### Çalışma Yönergeleri
[1] Amsterdam'daki İtalyan restoranını anlatan yazıda "Bu dönemde seyahatlerden" ifadesinin geçtiği sözlerle açılıp "bir restoran anlatacağım." ile kapanan kısmı olduğu gibi yineler misin?
[2] Amsterdam'daki İtalyan restoranını anlatan yazıda "Pasta e Basta, bir İtalyan restoranı" diye başlayan paragrafı, temel bilgilerini koruyarak madde madde yazar mısın?
═════ Seçilmiş Bölüm
Etiketler
Madem ki, yeniden yazmaya başladım o zaman eksikleri tamamlayayım, arada geçen zaman içinde biriktirdiğim ama yazmadıklarımı buraya dökeyim.
Bu dönemde seyahatlerden kalanlar da nasiplerini aldılar. Halbuki, son sekiz ayda ara ara yoğun seyahat ettim. Yanlış hatırlamıyorsam üç kere Amsterdam, bir kere Budapeşte ve bir kere de Boston’a gittim.
Bugün size Amsterdam’dan bir restoran anlatacağım.
Pasta e Basta, bir İtalyan restoranı. Önünden geçip giderken fark etmeyeceğiniz türden bir yer. Sokak üstünde birkaç masası var, restoran biraz çukurda kalıyor, bir basamak kadar. Girişte dev bir God Father resmi gelenleri karşılıyor.
Kendine has bir iç dekorasyonu var. Hava kararmadan bile içerisi loş. Aydınlatma esas olarak duvarlardaki apliklerle sağlanıyor.
Burayı herhangi bir başka İtalyan restoranından farklı kılan müşterilerin seanslarla kabul ediliyor olması, yani bir seans saat 19:00-21:00 arası diğeri 21:00 – 23:00 arası. Böyle olmasının sebebi burada maksat sadece yemek yemek değil aynı zamanda performans seyretmek.
İşte en can alıcı nokta bu, garsonların hepsi ses sanatçısı ve benzerine kolay kolay rastlanmayacak kadar güzel bir performans sergiliyorlar.
══════════
═════ Listelenen Kayıtlar
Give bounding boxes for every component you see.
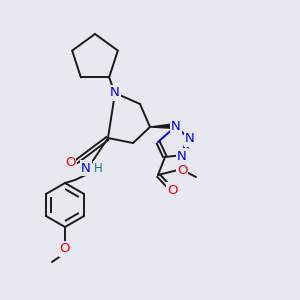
Text: O: O bbox=[167, 184, 177, 196]
Text: N: N bbox=[171, 119, 181, 133]
Text: H: H bbox=[94, 161, 102, 175]
Text: O: O bbox=[65, 155, 75, 169]
Polygon shape bbox=[150, 124, 176, 128]
Text: O: O bbox=[177, 164, 187, 176]
Text: N: N bbox=[81, 161, 91, 175]
Text: N: N bbox=[177, 149, 187, 163]
Text: O: O bbox=[60, 242, 70, 256]
Text: N: N bbox=[110, 86, 120, 100]
Text: N: N bbox=[185, 133, 195, 146]
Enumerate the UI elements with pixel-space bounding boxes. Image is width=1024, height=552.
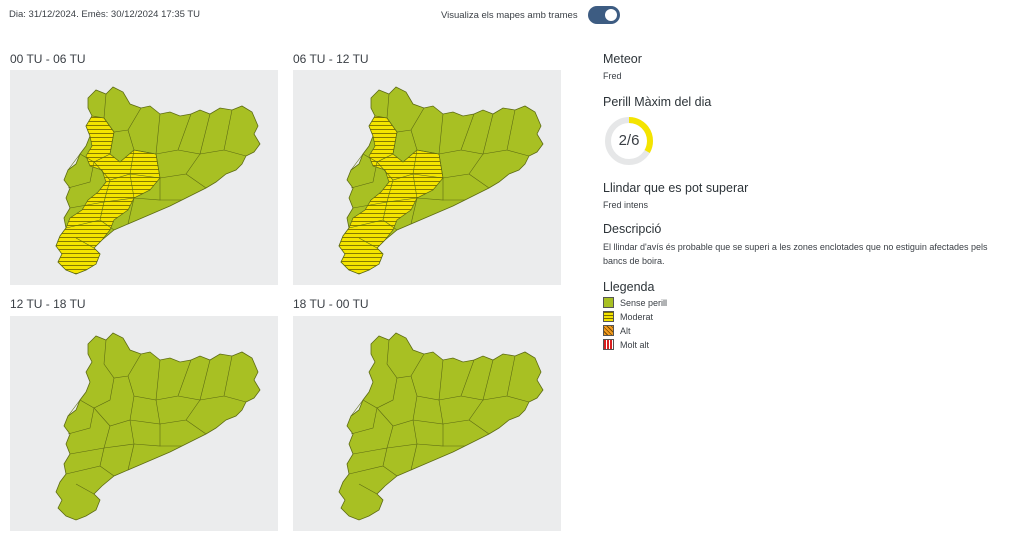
comarca-border xyxy=(382,219,398,231)
legend-item-alt: Alt xyxy=(603,325,1013,336)
comarca-border xyxy=(506,149,530,157)
descripcio-heading: Descripció xyxy=(603,222,662,236)
catalonia-map-0006 xyxy=(55,86,261,275)
comarca-border xyxy=(223,149,247,157)
gauge-ring xyxy=(605,117,653,165)
comarca-border xyxy=(67,399,81,417)
region-sense-perill xyxy=(338,332,544,521)
comarca-border xyxy=(376,149,418,181)
meteor-heading: Meteor xyxy=(603,52,642,66)
comarca-border xyxy=(99,465,115,477)
map-title-1218: 12 TU - 18 TU xyxy=(10,297,86,311)
map-title-1800: 18 TU - 00 TU xyxy=(293,297,369,311)
comarca-border xyxy=(410,197,418,225)
comarca-border xyxy=(127,443,135,471)
comarca-border xyxy=(350,161,378,189)
danger-gauge: 2/6 xyxy=(603,115,655,167)
comarca-border xyxy=(350,153,364,171)
map-title-0612: 06 TU - 12 TU xyxy=(293,52,369,66)
perill-heading: Perill Màxim del dia xyxy=(603,95,712,109)
comarca-border xyxy=(127,197,135,225)
comarca-border xyxy=(185,419,207,435)
map-title-0006: 00 TU - 06 TU xyxy=(10,52,86,66)
legend-heading: Llegenda xyxy=(603,280,655,294)
comarca-border xyxy=(79,377,115,409)
yellow-stripes-swatch-icon xyxy=(603,311,614,322)
map-panel-0612[interactable] xyxy=(293,70,561,285)
pattern-toggle-group: Visualiza els mapes amb trames xyxy=(441,6,620,24)
comarca-border xyxy=(362,131,398,163)
catalonia-map-1218 xyxy=(55,332,261,521)
comarca-border xyxy=(376,395,418,427)
legend-item-molt-alt: Molt alt xyxy=(603,339,1013,350)
comarca-border xyxy=(185,173,207,189)
pattern-toggle-label: Visualiza els mapes amb trames xyxy=(441,9,578,21)
comarca-border xyxy=(410,113,444,155)
info-panel: Meteor Fred Perill Màxim del dia 2/6 Lli… xyxy=(603,52,1013,350)
legend-label: Sense perill xyxy=(620,297,668,308)
comarca-border xyxy=(358,483,378,495)
comarca-border xyxy=(79,131,115,163)
comarca-border xyxy=(350,407,378,435)
comarca-border xyxy=(362,377,398,409)
comarca-border xyxy=(67,153,81,171)
catalonia-map-0612 xyxy=(338,86,544,275)
comarca-border xyxy=(75,237,95,249)
comarca-border xyxy=(358,237,378,249)
map-panel-1218[interactable] xyxy=(10,316,278,531)
legend-list: Sense perill Moderat Alt Molt alt xyxy=(603,297,1013,350)
comarca-border xyxy=(506,395,530,403)
comarca-border xyxy=(127,113,161,155)
comarca-border xyxy=(350,399,364,417)
pattern-toggle-switch[interactable] xyxy=(587,6,620,24)
comarca-border xyxy=(223,395,247,403)
issue-date-text: Dia: 31/12/2024. Emès: 30/12/2024 17:35 … xyxy=(9,9,201,20)
legend-label: Alt xyxy=(620,325,631,336)
legend-item-moderat: Moderat xyxy=(603,311,1013,322)
llindar-heading: Llindar que es pot superar xyxy=(603,181,749,195)
map-panel-0006[interactable] xyxy=(10,70,278,285)
comarca-border xyxy=(410,443,418,471)
comarca-border xyxy=(410,359,444,401)
comarca-border xyxy=(99,219,115,231)
legend-label: Moderat xyxy=(620,311,654,322)
toggle-knob xyxy=(604,9,617,21)
green-swatch-icon xyxy=(603,297,614,308)
catalonia-map-1800 xyxy=(338,332,544,521)
comarca-border xyxy=(75,483,95,495)
orange-stripes-swatch-icon xyxy=(603,325,614,336)
red-stripes-swatch-icon xyxy=(603,339,614,350)
comarca-border xyxy=(468,173,490,189)
comarca-border xyxy=(67,407,95,435)
gauge-value: 2/6 xyxy=(618,132,640,149)
map-panel-1800[interactable] xyxy=(293,316,561,531)
comarca-border xyxy=(382,465,398,477)
llindar-value: Fred intens xyxy=(603,200,649,210)
comarca-border xyxy=(93,395,135,427)
region-sense-perill xyxy=(55,332,261,521)
legend-item-sense-perill: Sense perill xyxy=(603,297,1013,308)
comarca-border xyxy=(93,149,135,181)
meteor-value: Fred xyxy=(603,71,622,81)
comarca-border xyxy=(468,419,490,435)
comarca-border xyxy=(67,161,95,189)
comarca-border xyxy=(127,359,161,401)
descripcio-text: El llindar d'avís és probable que se sup… xyxy=(603,242,988,266)
legend-label: Molt alt xyxy=(620,339,650,350)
══════════
### Sorunların Çözümleri
[1]
Bu dönemde seyahatlerden kalanlar da nasiplerini aldılar. Halbuki, son sekiz ayda ara ara yoğun seyahat ettim. Yanlış hatırlamıyorsam üç kere Amsterdam, bir kere Budapeşte ve bir kere de Boston’a gittim.
Bugün size Amsterdam’dan bir restoran anlatacağım.

[2]
- Pasta e Basta bir İtalyan restoranı.
- Önünden geçerken fark edilmeyecek türden bir yer.
- Sokak üstünde birkaç masası var.
- Restoran bir basamak kadar çukurda kalıyor.
- Girişte gelenleri dev bir God Father resmi karşılıyor.